Start of Data lines
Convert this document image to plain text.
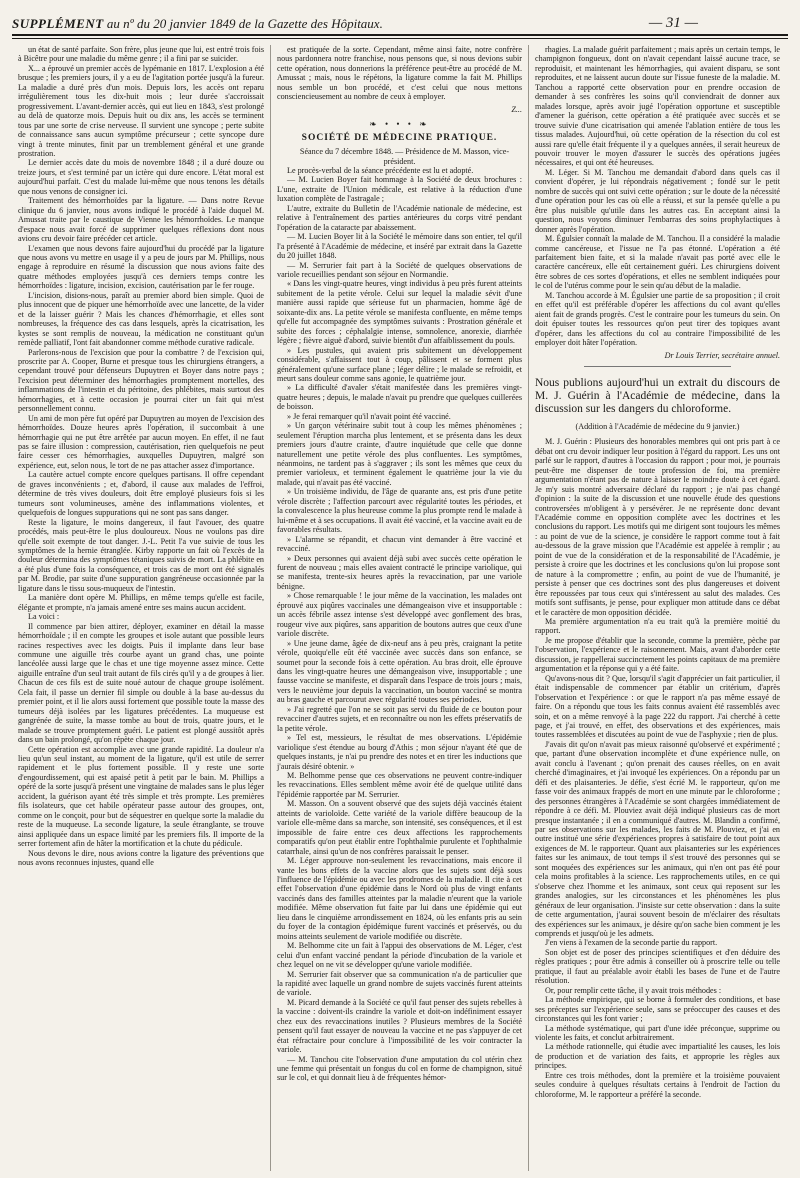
SUPPLÉMENT au nº du 20 janvier 1849 de la Gazette des Hôpitaux.	— 31 —

un état de santé parfaite. Son frère, plus jeune que lui, est entré trois fois à Bicêtre pour une maladie du même genre ; il a fini par se suicider.

X... a éprouvé un premier accès de lypémanie en 1817. L'explosion a été brusque ; les premiers jours, il y a eu de l'agitation portée jusqu'à la fureur. La maladie a duré près d'un mois. Depuis lors, les accès ont reparu irrégulièrement tous les dix-huit mois ; leur durée s'accroissait progressivement. L'avant-dernier accès, qui eut lieu en 1843, s'est prolongé au delà de quatorze mois. Depuis huit ou dix ans, les accès se terminent tous par une sorte de crise nerveuse. Il survient une syncope ; perte subite de connaissance sans aucun symptôme précurseur ; cette syncope dure vingt à trente minutes, finit par un tremblement général et une grande prostration.

Le dernier accès date du mois de novembre 1848 ; il a duré douze ou treize jours, et s'est terminé par un ictère qui dure encore. L'état moral est aujourd'hui parfait. C'est du malade lui-même que nous tenons les détails que nous venons de consigner ici.

Traitement des hémorrhoïdes par la ligature. — Dans notre Revue clinique du 6 janvier, nous avons indiqué le procédé à l'aide duquel M. Amussat traite par le caustique de Vienne les hémorrhoïdes. Le manque d'espace nous avait forcé de supprimer quelques réflexions dont nous avions cru devoir faire précéder cet article.

L'examen que nous devons faire aujourd'hui du procédé par la ligature que nous avons vu mettre en usage il y a peu de jours par M. Phillips, nous engage à reproduire en résumé la discussion que nous avions faite des quatre méthodes employées jusqu'à ces derniers temps contre les hémorrhoïdes : ligature, incision, excision, cautérisation par le fer rouge.

L'incision, disions-nous, paraît au premier abord bien simple. Quoi de plus innocent que de piquer une hémorrhoïde avec une lancette, de la vider et de la laisser guérir ? Mais les chances d'hémorrhagie, et elles sont nombreuses, la fréquence des cas dans lesquels, après la cicatrisation, les kystes se sont remplis de nouveau, la médication ne constituant qu'un remède palliatif, l'ont fait abandonner comme méthode curative radicale.

Parlerons-nous de l'excision que pour la combattre ? de l'excision qui, proscrite par A. Cooper, Burne et presque tous les chirurgiens étrangers, a cependant trouvé pour défenseurs Dupuytren et Boyer dans notre pays ; l'excision peut déterminer des hémorrhagies promptement mortelles, des inflammations de l'intestin et du péritoine, des phlébites, mais surtout des hémorrhagies, et à cette occasion je pourrai citer un fait qui m'est personnellement connu.

Un ami de mon père fut opéré par Dupuytren au moyen de l'excision des hémorrhoïdes. Douze heures après l'opération, il succombait à une hémorrhagie qui ne put être arrêtée par aucun moyen. En effet, il ne faut pas se faire illusion : compression, cautérisation, rien quelquefois ne peut faire cesser ces hémorrhagies, auxquelles Dupuytren, malgré son expérience, eut, selon nous, le tort de ne pas attacher assez d'importance.

La cautère actuel compte encore quelques partisans. Il offre cependant de graves inconvénients ; et, d'abord, il cause aux malades de l'effroi, détermine de très vives douleurs, doit être employé plusieurs fois si les tumeurs sont volumineuses, amène des inflammations violentes, et quelquefois de longues suppurations qui ne sont pas sans danger.

Reste la ligature, le moins dangereux, il faut l'avouer, des quatre procédés, mais peut-être le plus douloureux. Nous ne voulons pas dire qu'elle soit exempte de tout danger. J.-L. Petit l'a vue suivie de tous les symptômes de la hernie étranglée. Kirby rapporte un fait où l'excès de la douleur détermina des symptômes tétaniques suivis de mort. La phlébite en a été plus d'une fois la conséquence, et trois cas de mort ont été signalés par M. Brodie, par suite d'une suppuration gangréneuse occasionnée par la ligature dans le tissu sous-muqueux de l'intestin.

La manière dont opère M. Phillips, en même temps qu'elle est facile, élégante et prompte, n'a jamais amené entre ses mains aucun accident.

La voici :

Il commence par bien attirer, déployer, examiner en détail la masse hémorrhoïdale ; il en compte les groupes et isole autant que possible leurs racines respectives avec les doigts. Puis il implante dans leur base commune une aiguille très courbe ayant un grand chas, une pointe lancéolée aussi large que le chas et une tige moyenne assez mince. Cette aiguille entraîne d'un seul trait autant de fils cirés qu'il y a de groupes à lier. Chacun de ces fils est de suite noué autour de chaque groupe isolément. Cela fait, il passe un dernier fil simple ou double à la base au-dessus du premier point, et il lie alors aussi fortement que possible toute la masse des tumeurs déjà isolées par les ligatures précédentes. La muqueuse est gangrénée de suite, la masse tombe au bout de trois, quatre jours, et le malade se trouve promptement guéri. Le patient est plongé aussitôt après dans un bain prolongé, qu'on répète chaque jour.

Cette opération est accomplie avec une grande rapidité. La douleur n'a lieu qu'un seul instant, au moment de la ligature, qu'il est utile de serrer rapidement et le plus fortement possible. Il y reste une sorte d'engourdissement, qui est apaisé petit à petit par le bain. M. Phillips a opéré de la sorte jusqu'à présent une vingtaine de malades sans le plus léger accident, la guérison ayant été très simple et très prompte. Les premières fils isolateurs, que cet habile opérateur passe autour des groupes, ont, comme on le conçoit, pour but de séquestrer en quelque sorte la maladie du reste de la muqueuse. La seconde ligature, la seule étranglante, se trouve ainsi appliquée dans un espace limité par les premiers fils. Il importe de la serrer fortement afin de hâter la mortification et la chute du pédicule.

Nous devons le dire, nous avions contre la ligature des préventions que nous avons reconnues injustes, quand elle

est pratiquée de la sorte. Cependant, même ainsi faite, notre confrère nous pardonnera notre franchise, nous pensons que, si nous devions subir cette opération, nous donnerions la préférence peut-être au procédé de M. Amussat ; mais, nous le répétons, la ligature comme la fait M. Phillips nous semble un bon procédé, et c'est celui que nous mettons consciencieusement au nombre de ceux à employer.

Z...
❧ • • • ❧
SOCIÉTÉ DE MÉDECINE PRATIQUE.

Séance du 7 décembre 1848. — Présidence de M. Masson, vice-président.

Le procès-verbal de la séance précédente est lu et adopté.

— M. Lucien Boyer fait hommage à la Société de deux brochures : L'une, extraite de l'Union médicale, est relative à la réduction d'une luxation complète de l'astragale ;

L'autre, extraite du Bulletin de l'Académie nationale de médecine, est relative à l'entraînement des parties antérieures du corps vitré pendant l'opération de la cataracte par abaissement.

— M. Lucien Boyer lit à la Société le mémoire dans son entier, tel qu'il l'a présenté à l'Académie de médecine, et inséré par extrait dans la Gazette du 20 juillet 1848.

— M. Serrurier fait part à la Société de quelques observations de variole recueillies pendant son séjour en Normandie.

« Dans les vingt-quatre heures, vingt individus à peu près furent atteints subitement de la petite vérole. Celui sur lequel la maladie sévit d'une manière aussi rapide que sérieuse fut un pharmacien, homme âgé de soixante-dix ans. La petite vérole se manifesta confluente, en même temps qu'elle fut accompagnée des symptômes suivants : Prostration générale et subite des forces ; céphalalgie intense, somnolence, anorexie, diarrhée légère ; fièvre aiguë d'abord, suivie bientôt d'un affaiblissement du pouls.

» Les pustules, qui avaient pris subitement un développement considérable, s'affaissent tout à coup, pâlissent et se forment plus généralement qu'une surface plane ; léger délire ; le malade se refroidit, et meurt sans douleur comme sans agonie, le quatrième jour.

» La difficulté d'avaler s'était manifestée dans les premières vingt-quatre heures ; depuis, le malade n'avait pu prendre que quelques cuillerées de boisson.

» Je ferai remarquer qu'il n'avait point été vacciné.

» Un garçon vétérinaire subit tout à coup les mêmes phénomènes ; seulement l'éruption marcha plus lentement, et se présenta dans les deux premiers jours d'autre crainte, d'autre inquiétude que celle que donne naturellement une petite vérole des plus confluentes. Les symptômes, néanmoins, ne tardent pas à s'aggraver ; ils sont les mêmes que ceux du premier varioleux, et terminent également le quatrième jour la vie du malade, qui n'avait pas été vacciné.

» Un troisième individu, de l'âge de quarante ans, est pris d'une petite vérole discrète ; l'affection parcourt avec régularité toutes les périodes, et la convalescence la plus heureuse comme la plus prompte rend le malade à lui-même et à ses occupations. Il avait été vacciné, et la vaccine avait eu de favorables résultats.

» L'alarme se répandit, et chacun vint demander à être vacciné et revacciné.

» Deux personnes qui avaient déjà subi avec succès cette opération le furent de nouveau ; mais elles avaient contracté le principe variolique, qui se manifesta, trente-six heures après la revaccination, par une variole bénigne.

» Chose remarquable ! le jour même de la vaccination, les malades ont éprouvé aux piqûres vaccinales une démangeaison vive et insupportable : un accès fébrile assez intense s'est développé avec gonflement des bras, rougeur vive aux piqûres, sans apparition de boutons autres que ceux d'une variole discrète.

» Une jeune dame, âgée de dix-neuf ans à peu près, craignant la petite vérole, quoiqu'elle eût été vaccinée avec succès dans son enfance, se soumet pour la seconde fois à cette opération. Au bras droit, elle éprouve dans les vingt-quatre heures une démangeaison vive, insupportable ; une fausse vaccine se manifeste, et disparaît dans l'espace de trois jours ; mais, vers le neuvième jour depuis la vaccination, un bouton vacciné se montra au bras gauche et parcourut avec régularité toutes ses périodes.

» J'ai regretté que l'on ne se soit pas servi du fluide de ce bouton pour revacciner d'autres sujets, et en reconnaître ou non les effets préservatifs de la petite vérole.

» Tel est, messieurs, le résultat de mes observations. L'épidémie variolique s'est étendue au bourg d'Athis ; mon séjour n'ayant été que de quelques instants, je n'ai pu prendre des notes et en tirer les inductions que j'aurais désiré obtenir. »

M. Belhomme pense que ces observations ne peuvent contre-indiquer les revaccinations. Elles semblent même avoir été de quelque utilité dans l'épidémie rapportée par M. Serrurier.

M. Masson. On a souvent observé que des sujets déjà vaccinés étaient atteints de varioloïde. Cette variété de la variole diffère beaucoup de la variole elle-même dans sa marche, son intensité, ses conséquences, et il est impossible de faire entre ces deux affections les rapprochements comparatifs qu'on peut établir entre l'ophthalmie purulente et l'ophthalmie catarrhale, ainsi qu'un de nos confrères paraissait le penser.

M. Léger approuve non-seulement les revaccinations, mais encore il vante les bons effets de la vaccine alors que les sujets sont déjà sous l'influence de l'épidémie ou avec les prodromes de la maladie. Il cite à cet effet l'observation d'une épidémie dans le Nord où plus de vingt enfants vaccinés dans des familles atteintes par la maladie n'eurent que la variole modifiée. Même observation fut faite par lui dans une épidémie qui eut lieu dans le cinquième arrondissement en 1824, où les enfants pris au sein du foyer de la contagion épidémique furent vaccinés et préservés, ou du moins atteints seulement de variole modifiée ou discrète.

M. Belhomme cite un fait à l'appui des observations de M. Léger, c'est celui d'un enfant vacciné pendant la période d'incubation de la variole et chez lequel on ne vit se développer qu'une variole modifiée.

M. Serrurier fait observer que sa communication n'a de particulier que la rapidité avec laquelle un grand nombre de sujets vaccinés furent atteints de variole.

M. Picard demande à la Société ce qu'il faut penser des sujets rebelles à la vaccine : doivent-ils craindre la variole et doit-on indéfiniment essayer chez eux des revaccinations inutiles ? Plusieurs membres de la Société pensent qu'il faut essayer de nouveau la vaccine et ne pas s'appuyer de cet état réfractaire pour conclure à l'impossibilité de les voir contracter la variole.

— M. Tanchou cite l'observation d'une amputation du col utérin chez une femme qui présentait un fongus du col en forme de champignon, situé sur le col, et qui donnait lieu à de fréquentes hémor-

rhagies. La malade guérit parfaitement ; mais après un certain temps, le champignon fongueux, dont on n'avait cependant laissé aucune trace, se reproduisit, et maintenant les hémorrhagies, qui avaient disparu, se sont reproduites, et ne laissent aucun doute sur l'issue funeste de la maladie. M. Tanchou a rapporté cette observation pour en prendre occasion de demander à ses confrères les soins qu'il conviendrait de donner aux malades lorsque, après avoir jugé l'opération opportune et susceptible d'amener la guérison, cette opération a été pratiquée avec succès et se trouve suivie d'une cicatrisation qui amenée l'ablation entière de tous les tissus malades. Aujourd'hui, où cette opération de la résection du col est aussi rare qu'elle était fréquente il y a quelques années, il serait heureux de pouvoir trouver le moyen d'assurer le succès des opérations jugées nécessaires, et qui ont été heureuses.

M. Léger. Si M. Tanchou me demandait d'abord dans quels cas il convient d'opérer, je lui répondrais négativement ; fondé sur le petit nombre de succès qui ont suivi cette opération ; sur le doute de la nécessité d'une opération pour les cas où elle a réussi, et sur la pensée qu'elle a pu être plus nuisible qu'utile dans les autres cas. En acceptant ainsi la question, nous voyons diminuer l'embarras des soins prophylactiques à donner après l'opération.

M. Égulsier connaît la malade de M. Tanchou. Il a considéré la maladie comme cancéreuse, et l'issue ne l'a pas étonné. L'opération a été parfaitement bien faite, et si la malade n'avait pas porté avec elle le caractère cancéreux, elle eût certainement guéri. Les chirurgiens doivent être sobres de ces sortes d'opérations, et elles ne semblent indiquées pour le col de l'utérus comme pour le sein qu'au début de la maladie.

M. Tanchou accorde à M. Égulsier une partie de sa proposition ; il croit en effet qu'il est préférable d'opérer les affections du col avant qu'elles aient fait de grands progrès. C'est le contraire pour les tumeurs du sein. On doit épuiser toutes les ressources qu'on peut tirer des topiques avant d'opérer, dans les affections du col au contraire l'impossibilité de les employer doit hâter l'opération.

Dr Louis Terrier, secrétaire annuel.
Nous publions aujourd'hui un extrait du discours de M. J. Guérin à l'Académie de médecine, dans la discussion sur les dangers du chloroforme.
(Addition à l'Académie de médecine du 9 janvier.)

M. J. Guérin : Plusieurs des honorables membres qui ont pris part à ce débat ont cru devoir indiquer leur position à l'égard du rapport. Les uns ont parlé sur le rapport, d'autres à l'occasion du rapport ; pour moi, je pourrais peut-être me dispenser de toute profession de foi, ma première argumentation n'étant pas de nature à laisser le moindre doute à cet égard. Je m'y suis montré adversaire déclaré du rapport ; je n'ai pas changé d'opinion : la suite de la discussion et une nouvelle étude des questions controversées m'obligent à y persévérer. Je ne représente donc devant l'Académie comme en opposition complète avec les doctrines et les conclusions du rapport. Les motifs qui me dirigent sont toujours les mêmes : au point de vue de la science, je considère le rapport comme tout à fait au-dessous de la grave mission que l'Académie est appelée à remplir ; au point de vue de la considération et de la responsabilité de l'Académie, je persiste à croire que les doctrines et les conclusions qu'on lui propose sont de nature à la compromettre ; enfin, au point de vue de l'humanité, je persiste à penser que ces doctrines sont des plus dangereuses et doivent être repoussées par tous ceux qui s'intéressent au salut des malades. Ces motifs sont suffisants, je pense, pour expliquer mon attitude dans ce débat et le caractère de mon opposition décidée.

Ma première argumentation n'a eu trait qu'à la première moitié du rapport.

Je me propose d'établir que la seconde, comme la première, pèche par l'observation, l'expérience et le raisonnement. Mais, avant d'aborder cette discussion, je rappellerai succinctement les points capitaux de ma première argumentation et la réponse qui y a été faite.

Qu'avons-nous dit ? Que, lorsqu'il s'agit d'apprécier un fait particulier, il était indispensable de commencer par établir un critérium, d'après l'observation et l'expérience : or que le rapport n'a pas même essayé de faire. On a répondu que tous les faits connus avaient été rassemblés avec soin, et on a même renvoyé à la page 222 du rapport. J'ai cherché à cette page, et j'ai trouvé, en effet, des observations et des expériences, mais toutes rassemblées et discutées au point de vue de l'asphyxie ; rien de plus.

J'avais dit qu'on n'avait pas mieux raisonné qu'observé et expérimenté ; que, partant d'une observation incomplète et d'une expérience nulle, on avait conclu à l'avenant ; qu'on prenait des causes réelles, on en avait cherché d'imaginaires, et j'ai invoqué les expériences. On a répondu par un défi et des plaisanteries. Je défie, s'est écrié M. le rapporteur, qu'on me fasse voir des animaux frappés de mort en une minute par le chloroforme ; des personnes étrangères à l'Académie se sont chargées immédiatement de répondre à ce défi. M. Plouviez avait déjà indiqué plusieurs cas de mort presque instantanée ; il en a communiqué d'autres. M. Blandin a confirmé, par ses observations sur les malades, les faits de M. Plouviez, et j'ai en outre institué une série d'expériences propres à satisfaire de tout point aux exigences de M. le rapporteur. Quant aux plaisanteries sur les expériences faites sur les animaux, de tout temps il s'est trouvé des personnes qui se sont moquées des expériences sur les animaux, qui n'en ont pas été pour cela moins profitables à la science. Les rapprochements utiles, en ce qui s'observe chez l'homme et les animaux, sont ceux qui reposent sur les grandes analogies, sur les circonstances et les phénomènes les plus généraux de leur organisation. J'insiste sur cette observation : dans la suite de cette argumentation, j'aurai souvent besoin de m'éclairer des résultats des expériences sur les animaux, je désire qu'on sache bien comment je les comprends et jusqu'où je les admets.

J'en viens à l'examen de la seconde partie du rapport.

Son objet est de poser des principes scientifiques et d'en déduire des règles pratiques ; pour être admis à conseiller où à proscrire telle ou telle pratique, il faut au préalable avoir établi les bases de l'une et de l'autre résolution.

Or, pour remplir cette tâche, il y avait trois méthodes :

La méthode empirique, qui se borne à formuler des conditions, et base ses préceptes sur l'expérience seule, sans se préoccuper des causes et des circonstances qui les font varier ;

La méthode systématique, qui part d'une idée préconçue, supprime ou violente les faits, et conclut arbitrairement.

La méthode rationnelle, qui étudie avec impartialité les causes, les lois de production et de variation des faits, et approprie les règles aux principes.

Entre ces trois méthodes, dont la première et la troisième pouvaient seules conduire à quelques résultats certains à l'endroit de l'action du chloroforme, M. le rapporteur a préféré la seconde.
End of Data lines
▶ [Stated exercise]
Identify the lines in the entries that hold "inflammations" and return each one.

▶ [Output of the task]
Parlerons-nous de l'excision que pour la combattre ? de l'excision qui, proscrite par A. Cooper, Burne et presque tous les chirurgiens étrangers, a cependant trouvé pour défenseurs Dupuytren et Boyer dans notre pays ; l'excision peut déterminer des hémorrhagies promptement mortelles, des inflammations de l'intestin et du péritoine, des phlébites, mais surtout des hémorrhagies, et à cette occasion je pourrai citer un fait qui m'est personnellement connu.
La cautère actuel compte encore quelques partisans. Il offre cependant de graves inconvénients ; et, d'abord, il cause aux malades de l'effroi, détermine de très vives douleurs, doit être employé plusieurs fois si les tumeurs sont volumineuses, amène des inflammations violentes, et quelquefois de longues suppurations qui ne sont pas sans danger.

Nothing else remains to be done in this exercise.